The records that follow must be reproduced in full, exactly as written.

───── THE RECORDS ─────

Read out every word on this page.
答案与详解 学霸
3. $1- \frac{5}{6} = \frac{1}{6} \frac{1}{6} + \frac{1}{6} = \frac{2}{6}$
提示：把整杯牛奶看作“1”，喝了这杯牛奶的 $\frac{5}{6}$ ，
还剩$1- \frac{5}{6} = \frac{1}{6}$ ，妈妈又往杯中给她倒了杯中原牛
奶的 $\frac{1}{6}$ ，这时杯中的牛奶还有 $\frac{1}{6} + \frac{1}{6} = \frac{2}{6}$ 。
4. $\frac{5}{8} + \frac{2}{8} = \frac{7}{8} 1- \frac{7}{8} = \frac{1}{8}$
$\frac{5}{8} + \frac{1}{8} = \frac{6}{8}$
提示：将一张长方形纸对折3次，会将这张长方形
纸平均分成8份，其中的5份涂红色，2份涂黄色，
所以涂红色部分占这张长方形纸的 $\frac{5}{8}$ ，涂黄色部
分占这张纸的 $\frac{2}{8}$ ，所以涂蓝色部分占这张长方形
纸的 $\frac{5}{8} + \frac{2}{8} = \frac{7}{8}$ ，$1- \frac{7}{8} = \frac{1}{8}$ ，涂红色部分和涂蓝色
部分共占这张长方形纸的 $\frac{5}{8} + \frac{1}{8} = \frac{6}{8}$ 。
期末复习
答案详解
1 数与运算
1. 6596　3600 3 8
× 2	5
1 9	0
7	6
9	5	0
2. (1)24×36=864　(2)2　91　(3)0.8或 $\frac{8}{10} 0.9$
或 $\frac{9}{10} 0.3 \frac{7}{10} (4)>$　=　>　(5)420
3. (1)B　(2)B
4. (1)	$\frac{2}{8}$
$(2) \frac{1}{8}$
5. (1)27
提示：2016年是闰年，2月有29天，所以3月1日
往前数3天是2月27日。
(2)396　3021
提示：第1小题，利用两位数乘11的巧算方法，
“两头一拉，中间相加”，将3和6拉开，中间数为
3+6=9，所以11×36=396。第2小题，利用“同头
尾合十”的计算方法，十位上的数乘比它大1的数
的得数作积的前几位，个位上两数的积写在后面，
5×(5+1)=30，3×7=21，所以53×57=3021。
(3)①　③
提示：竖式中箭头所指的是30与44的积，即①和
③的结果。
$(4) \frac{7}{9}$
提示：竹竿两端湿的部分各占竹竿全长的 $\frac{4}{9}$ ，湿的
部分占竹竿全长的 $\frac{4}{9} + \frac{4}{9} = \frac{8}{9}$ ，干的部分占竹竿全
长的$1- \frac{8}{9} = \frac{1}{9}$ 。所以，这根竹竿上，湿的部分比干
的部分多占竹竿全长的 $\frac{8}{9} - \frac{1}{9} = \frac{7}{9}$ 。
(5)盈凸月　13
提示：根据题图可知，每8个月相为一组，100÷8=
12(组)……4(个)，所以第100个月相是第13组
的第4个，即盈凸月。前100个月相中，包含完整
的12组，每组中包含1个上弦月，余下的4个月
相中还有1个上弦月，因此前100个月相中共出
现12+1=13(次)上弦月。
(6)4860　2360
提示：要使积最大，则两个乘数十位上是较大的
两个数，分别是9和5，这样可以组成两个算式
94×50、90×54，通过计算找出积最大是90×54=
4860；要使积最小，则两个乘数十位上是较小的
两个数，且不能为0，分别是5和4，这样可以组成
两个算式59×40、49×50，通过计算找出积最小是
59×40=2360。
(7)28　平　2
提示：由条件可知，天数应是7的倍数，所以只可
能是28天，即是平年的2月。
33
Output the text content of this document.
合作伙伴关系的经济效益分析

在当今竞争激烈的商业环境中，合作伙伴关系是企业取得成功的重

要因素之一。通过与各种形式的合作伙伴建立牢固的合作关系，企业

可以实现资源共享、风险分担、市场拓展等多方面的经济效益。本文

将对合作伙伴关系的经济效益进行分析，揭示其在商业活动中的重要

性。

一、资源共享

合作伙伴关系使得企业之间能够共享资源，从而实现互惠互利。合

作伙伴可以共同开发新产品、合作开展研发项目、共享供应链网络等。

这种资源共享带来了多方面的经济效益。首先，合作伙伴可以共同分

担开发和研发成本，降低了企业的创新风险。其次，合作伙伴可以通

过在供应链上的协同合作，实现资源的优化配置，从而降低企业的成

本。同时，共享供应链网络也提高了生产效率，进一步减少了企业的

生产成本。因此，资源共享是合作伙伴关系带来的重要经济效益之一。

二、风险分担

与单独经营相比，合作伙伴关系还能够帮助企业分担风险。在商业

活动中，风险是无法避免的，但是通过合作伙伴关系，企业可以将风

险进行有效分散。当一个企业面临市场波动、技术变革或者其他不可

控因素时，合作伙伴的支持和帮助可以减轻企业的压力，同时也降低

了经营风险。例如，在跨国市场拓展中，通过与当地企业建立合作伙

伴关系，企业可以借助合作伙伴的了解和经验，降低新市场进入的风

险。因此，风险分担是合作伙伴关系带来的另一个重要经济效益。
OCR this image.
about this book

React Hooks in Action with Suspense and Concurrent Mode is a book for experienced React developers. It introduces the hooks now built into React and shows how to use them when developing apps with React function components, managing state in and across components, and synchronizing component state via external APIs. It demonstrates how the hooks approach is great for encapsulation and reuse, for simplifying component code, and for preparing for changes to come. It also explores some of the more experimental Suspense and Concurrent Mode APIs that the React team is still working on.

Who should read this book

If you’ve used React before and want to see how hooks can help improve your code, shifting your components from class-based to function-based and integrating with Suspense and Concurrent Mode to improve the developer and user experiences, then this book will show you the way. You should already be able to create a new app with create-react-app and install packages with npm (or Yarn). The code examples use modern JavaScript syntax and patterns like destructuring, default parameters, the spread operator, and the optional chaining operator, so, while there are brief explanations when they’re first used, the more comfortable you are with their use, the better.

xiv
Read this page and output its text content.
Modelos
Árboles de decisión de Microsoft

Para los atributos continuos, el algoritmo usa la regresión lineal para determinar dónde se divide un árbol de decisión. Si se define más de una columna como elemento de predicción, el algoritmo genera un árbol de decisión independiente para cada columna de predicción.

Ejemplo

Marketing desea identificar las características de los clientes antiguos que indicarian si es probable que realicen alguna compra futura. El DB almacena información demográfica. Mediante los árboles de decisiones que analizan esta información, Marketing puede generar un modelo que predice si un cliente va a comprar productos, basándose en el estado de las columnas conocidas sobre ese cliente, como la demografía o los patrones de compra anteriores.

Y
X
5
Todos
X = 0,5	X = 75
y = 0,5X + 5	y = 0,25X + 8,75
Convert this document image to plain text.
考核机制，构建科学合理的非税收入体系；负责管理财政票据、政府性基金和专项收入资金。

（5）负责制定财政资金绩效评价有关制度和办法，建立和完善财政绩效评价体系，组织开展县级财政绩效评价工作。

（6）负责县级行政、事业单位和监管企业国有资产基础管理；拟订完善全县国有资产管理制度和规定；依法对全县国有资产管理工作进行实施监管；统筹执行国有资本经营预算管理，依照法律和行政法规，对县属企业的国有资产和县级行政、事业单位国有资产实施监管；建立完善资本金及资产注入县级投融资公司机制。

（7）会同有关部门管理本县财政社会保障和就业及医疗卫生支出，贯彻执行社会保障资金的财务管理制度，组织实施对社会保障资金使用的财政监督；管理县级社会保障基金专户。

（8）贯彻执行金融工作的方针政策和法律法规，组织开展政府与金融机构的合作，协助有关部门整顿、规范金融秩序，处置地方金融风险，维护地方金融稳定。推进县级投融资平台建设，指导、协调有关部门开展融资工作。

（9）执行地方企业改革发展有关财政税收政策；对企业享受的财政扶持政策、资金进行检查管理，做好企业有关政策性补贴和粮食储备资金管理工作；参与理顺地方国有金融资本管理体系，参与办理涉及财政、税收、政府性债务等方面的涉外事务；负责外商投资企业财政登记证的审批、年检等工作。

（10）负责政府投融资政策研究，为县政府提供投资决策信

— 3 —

─────

FULL RESPONSE ▸
Read out every word on this page.
答案与详解 学霸
3. $1- \frac{5}{6} = \frac{1}{6} \frac{1}{6} + \frac{1}{6} = \frac{2}{6}$
提示：把整杯牛奶看作“1”，喝了这杯牛奶的 $\frac{5}{6}$ ，
还剩$1- \frac{5}{6} = \frac{1}{6}$ ，妈妈又往杯中给她倒了杯中原牛
奶的 $\frac{1}{6}$ ，这时杯中的牛奶还有 $\frac{1}{6} + \frac{1}{6} = \frac{2}{6}$ 。
4. $\frac{5}{8} + \frac{2}{8} = \frac{7}{8} 1- \frac{7}{8} = \frac{1}{8}$
$\frac{5}{8} + \frac{1}{8} = \frac{6}{8}$
提示：将一张长方形纸对折3次，会将这张长方形
纸平均分成8份，其中的5份涂红色，2份涂黄色，
所以涂红色部分占这张长方形纸的 $\frac{5}{8}$ ，涂黄色部
分占这张纸的 $\frac{2}{8}$ ，所以涂蓝色部分占这张长方形
纸的 $\frac{5}{8} + \frac{2}{8} = \frac{7}{8}$ ，$1- \frac{7}{8} = \frac{1}{8}$ ，涂红色部分和涂蓝色
部分共占这张长方形纸的 $\frac{5}{8} + \frac{1}{8} = \frac{6}{8}$ 。
期末复习
答案详解
1 数与运算
1. 6596　3600 3 8
× 2	5
1 9	0
7	6
9	5	0
2. (1)24×36=864　(2)2　91　(3)0.8或 $\frac{8}{10} 0.9$
或 $\frac{9}{10} 0.3 \frac{7}{10} (4)>$　=　>　(5)420
3. (1)B　(2)B
4. (1)	$\frac{2}{8}$
$(2) \frac{1}{8}$
5. (1)27
提示：2016年是闰年，2月有29天，所以3月1日
往前数3天是2月27日。
(2)396　3021
提示：第1小题，利用两位数乘11的巧算方法，
“两头一拉，中间相加”，将3和6拉开，中间数为
3+6=9，所以11×36=396。第2小题，利用“同头
尾合十”的计算方法，十位上的数乘比它大1的数
的得数作积的前几位，个位上两数的积写在后面，
5×(5+1)=30，3×7=21，所以53×57=3021。
(3)①　③
提示：竖式中箭头所指的是30与44的积，即①和
③的结果。
$(4) \frac{7}{9}$
提示：竹竿两端湿的部分各占竹竿全长的 $\frac{4}{9}$ ，湿的
部分占竹竿全长的 $\frac{4}{9} + \frac{4}{9} = \frac{8}{9}$ ，干的部分占竹竿全
长的$1- \frac{8}{9} = \frac{1}{9}$ 。所以，这根竹竿上，湿的部分比干
的部分多占竹竿全长的 $\frac{8}{9} - \frac{1}{9} = \frac{7}{9}$ 。
(5)盈凸月　13
提示：根据题图可知，每8个月相为一组，100÷8=
12(组)……4(个)，所以第100个月相是第13组
的第4个，即盈凸月。前100个月相中，包含完整
的12组，每组中包含1个上弦月，余下的4个月
相中还有1个上弦月，因此前100个月相中共出
现12+1=13(次)上弦月。
(6)4860　2360
提示：要使积最大，则两个乘数十位上是较大的
两个数，分别是9和5，这样可以组成两个算式
94×50、90×54，通过计算找出积最大是90×54=
4860；要使积最小，则两个乘数十位上是较小的
两个数，且不能为0，分别是5和4，这样可以组成
两个算式59×40、49×50，通过计算找出积最小是
59×40=2360。
(7)28　平　2
提示：由条件可知，天数应是7的倍数，所以只可
能是28天，即是平年的2月。
33
Output the text content of this document.
合作伙伴关系的经济效益分析

在当今竞争激烈的商业环境中，合作伙伴关系是企业取得成功的重

要因素之一。通过与各种形式的合作伙伴建立牢固的合作关系，企业

可以实现资源共享、风险分担、市场拓展等多方面的经济效益。本文

将对合作伙伴关系的经济效益进行分析，揭示其在商业活动中的重要

性。

一、资源共享

合作伙伴关系使得企业之间能够共享资源，从而实现互惠互利。合

作伙伴可以共同开发新产品、合作开展研发项目、共享供应链网络等。

这种资源共享带来了多方面的经济效益。首先，合作伙伴可以共同分

担开发和研发成本，降低了企业的创新风险。其次，合作伙伴可以通

过在供应链上的协同合作，实现资源的优化配置，从而降低企业的成

本。同时，共享供应链网络也提高了生产效率，进一步减少了企业的

生产成本。因此，资源共享是合作伙伴关系带来的重要经济效益之一。

二、风险分担

与单独经营相比，合作伙伴关系还能够帮助企业分担风险。在商业

活动中，风险是无法避免的，但是通过合作伙伴关系，企业可以将风

险进行有效分散。当一个企业面临市场波动、技术变革或者其他不可

控因素时，合作伙伴的支持和帮助可以减轻企业的压力，同时也降低

了经营风险。例如，在跨国市场拓展中，通过与当地企业建立合作伙

伴关系，企业可以借助合作伙伴的了解和经验，降低新市场进入的风

险。因此，风险分担是合作伙伴关系带来的另一个重要经济效益。
OCR this image.
about this book

React Hooks in Action with Suspense and Concurrent Mode is a book for experienced React developers. It introduces the hooks now built into React and shows how to use them when developing apps with React function components, managing state in and across components, and synchronizing component state via external APIs. It demonstrates how the hooks approach is great for encapsulation and reuse, for simplifying component code, and for preparing for changes to come. It also explores some of the more experimental Suspense and Concurrent Mode APIs that the React team is still working on.

Who should read this book

If you’ve used React before and want to see how hooks can help improve your code, shifting your components from class-based to function-based and integrating with Suspense and Concurrent Mode to improve the developer and user experiences, then this book will show you the way. You should already be able to create a new app with create-react-app and install packages with npm (or Yarn). The code examples use modern JavaScript syntax and patterns like destructuring, default parameters, the spread operator, and the optional chaining operator, so, while there are brief explanations when they’re first used, the more comfortable you are with their use, the better.

xiv
Read this page and output its text content.
Modelos
Árboles de decisión de Microsoft

Para los atributos continuos, el algoritmo usa la regresión lineal para determinar dónde se divide un árbol de decisión. Si se define más de una columna como elemento de predicción, el algoritmo genera un árbol de decisión independiente para cada columna de predicción.

Ejemplo

Marketing desea identificar las características de los clientes antiguos que indicarian si es probable que realicen alguna compra futura. El DB almacena información demográfica. Mediante los árboles de decisiones que analizan esta información, Marketing puede generar un modelo que predice si un cliente va a comprar productos, basándose en el estado de las columnas conocidas sobre ese cliente, como la demografía o los patrones de compra anteriores.

Y
X
5
Todos
X = 0,5	X = 75
y = 0,5X + 5	y = 0,25X + 8,75
Convert this document image to plain text.
考核机制，构建科学合理的非税收入体系；负责管理财政票据、政府性基金和专项收入资金。

（5）负责制定财政资金绩效评价有关制度和办法，建立和完善财政绩效评价体系，组织开展县级财政绩效评价工作。

（6）负责县级行政、事业单位和监管企业国有资产基础管理；拟订完善全县国有资产管理制度和规定；依法对全县国有资产管理工作进行实施监管；统筹执行国有资本经营预算管理，依照法律和行政法规，对县属企业的国有资产和县级行政、事业单位国有资产实施监管；建立完善资本金及资产注入县级投融资公司机制。

（7）会同有关部门管理本县财政社会保障和就业及医疗卫生支出，贯彻执行社会保障资金的财务管理制度，组织实施对社会保障资金使用的财政监督；管理县级社会保障基金专户。

（8）贯彻执行金融工作的方针政策和法律法规，组织开展政府与金融机构的合作，协助有关部门整顿、规范金融秩序，处置地方金融风险，维护地方金融稳定。推进县级投融资平台建设，指导、协调有关部门开展融资工作。

（9）执行地方企业改革发展有关财政税收政策；对企业享受的财政扶持政策、资金进行检查管理，做好企业有关政策性补贴和粮食储备资金管理工作；参与理顺地方国有金融资本管理体系，参与办理涉及财政、税收、政府性债务等方面的涉外事务；负责外商投资企业财政登记证的审批、年检等工作。

（10）负责政府投融资政策研究，为县政府提供投资决策信

— 3 —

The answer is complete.